Collection entries:
========
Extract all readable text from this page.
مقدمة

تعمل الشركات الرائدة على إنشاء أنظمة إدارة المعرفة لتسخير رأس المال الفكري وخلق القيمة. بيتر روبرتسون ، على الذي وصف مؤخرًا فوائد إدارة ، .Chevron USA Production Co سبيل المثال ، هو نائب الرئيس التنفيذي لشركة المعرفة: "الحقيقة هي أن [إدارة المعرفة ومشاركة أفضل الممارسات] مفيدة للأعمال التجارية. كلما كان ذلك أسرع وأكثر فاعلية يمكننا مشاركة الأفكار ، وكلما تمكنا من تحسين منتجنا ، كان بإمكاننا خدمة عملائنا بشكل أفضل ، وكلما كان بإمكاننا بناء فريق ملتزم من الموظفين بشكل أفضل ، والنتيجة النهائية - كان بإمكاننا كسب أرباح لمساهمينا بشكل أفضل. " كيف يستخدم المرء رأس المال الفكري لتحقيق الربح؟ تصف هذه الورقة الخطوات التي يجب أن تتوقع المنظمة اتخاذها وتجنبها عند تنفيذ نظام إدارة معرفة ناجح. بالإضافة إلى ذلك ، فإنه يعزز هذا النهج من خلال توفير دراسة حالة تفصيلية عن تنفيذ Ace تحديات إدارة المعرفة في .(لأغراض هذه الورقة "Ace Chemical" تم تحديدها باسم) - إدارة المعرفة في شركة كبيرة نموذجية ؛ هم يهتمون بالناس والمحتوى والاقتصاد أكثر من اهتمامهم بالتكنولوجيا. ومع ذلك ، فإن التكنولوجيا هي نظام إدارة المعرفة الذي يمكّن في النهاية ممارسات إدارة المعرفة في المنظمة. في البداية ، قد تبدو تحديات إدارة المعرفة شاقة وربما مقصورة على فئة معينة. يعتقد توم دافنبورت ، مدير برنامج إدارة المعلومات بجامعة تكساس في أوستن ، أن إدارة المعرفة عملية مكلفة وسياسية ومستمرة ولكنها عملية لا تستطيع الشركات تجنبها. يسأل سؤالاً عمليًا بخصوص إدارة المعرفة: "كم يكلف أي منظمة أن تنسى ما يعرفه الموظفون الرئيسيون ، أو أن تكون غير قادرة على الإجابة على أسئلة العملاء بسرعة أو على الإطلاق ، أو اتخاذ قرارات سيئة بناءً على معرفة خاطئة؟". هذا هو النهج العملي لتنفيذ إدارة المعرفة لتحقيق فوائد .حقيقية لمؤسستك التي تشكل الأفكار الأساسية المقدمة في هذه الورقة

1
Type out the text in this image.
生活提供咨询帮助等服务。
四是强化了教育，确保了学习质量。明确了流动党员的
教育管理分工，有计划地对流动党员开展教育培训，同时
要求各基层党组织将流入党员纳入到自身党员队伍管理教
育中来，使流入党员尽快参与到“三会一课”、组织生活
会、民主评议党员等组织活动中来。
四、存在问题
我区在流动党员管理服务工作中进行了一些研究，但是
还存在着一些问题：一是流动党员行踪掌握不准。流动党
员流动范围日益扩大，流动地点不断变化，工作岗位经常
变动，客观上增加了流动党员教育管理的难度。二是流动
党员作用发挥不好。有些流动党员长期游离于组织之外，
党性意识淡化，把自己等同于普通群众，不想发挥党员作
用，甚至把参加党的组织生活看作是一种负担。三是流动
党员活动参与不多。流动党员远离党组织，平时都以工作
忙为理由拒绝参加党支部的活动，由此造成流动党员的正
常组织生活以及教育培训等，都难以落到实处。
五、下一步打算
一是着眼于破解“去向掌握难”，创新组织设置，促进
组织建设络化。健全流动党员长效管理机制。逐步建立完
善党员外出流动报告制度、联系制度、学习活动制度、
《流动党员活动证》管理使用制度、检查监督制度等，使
========
What to produce:
Begin with the line containing "Type out the text in this image." and repeat each line exactly until the records above end.

The result:
Type out the text in this image.
生活提供咨询帮助等服务。
四是强化了教育，确保了学习质量。明确了流动党员的
教育管理分工，有计划地对流动党员开展教育培训，同时
要求各基层党组织将流入党员纳入到自身党员队伍管理教
育中来，使流入党员尽快参与到“三会一课”、组织生活
会、民主评议党员等组织活动中来。
四、存在问题
我区在流动党员管理服务工作中进行了一些研究，但是
还存在着一些问题：一是流动党员行踪掌握不准。流动党
员流动范围日益扩大，流动地点不断变化，工作岗位经常
变动，客观上增加了流动党员教育管理的难度。二是流动
党员作用发挥不好。有些流动党员长期游离于组织之外，
党性意识淡化，把自己等同于普通群众，不想发挥党员作
用，甚至把参加党的组织生活看作是一种负担。三是流动
党员活动参与不多。流动党员远离党组织，平时都以工作
忙为理由拒绝参加党支部的活动，由此造成流动党员的正
常组织生活以及教育培训等，都难以落到实处。
五、下一步打算
一是着眼于破解“去向掌握难”，创新组织设置，促进
组织建设络化。健全流动党员长效管理机制。逐步建立完
善党员外出流动报告制度、联系制度、学习活动制度、
《流动党员活动证》管理使用制度、检查监督制度等，使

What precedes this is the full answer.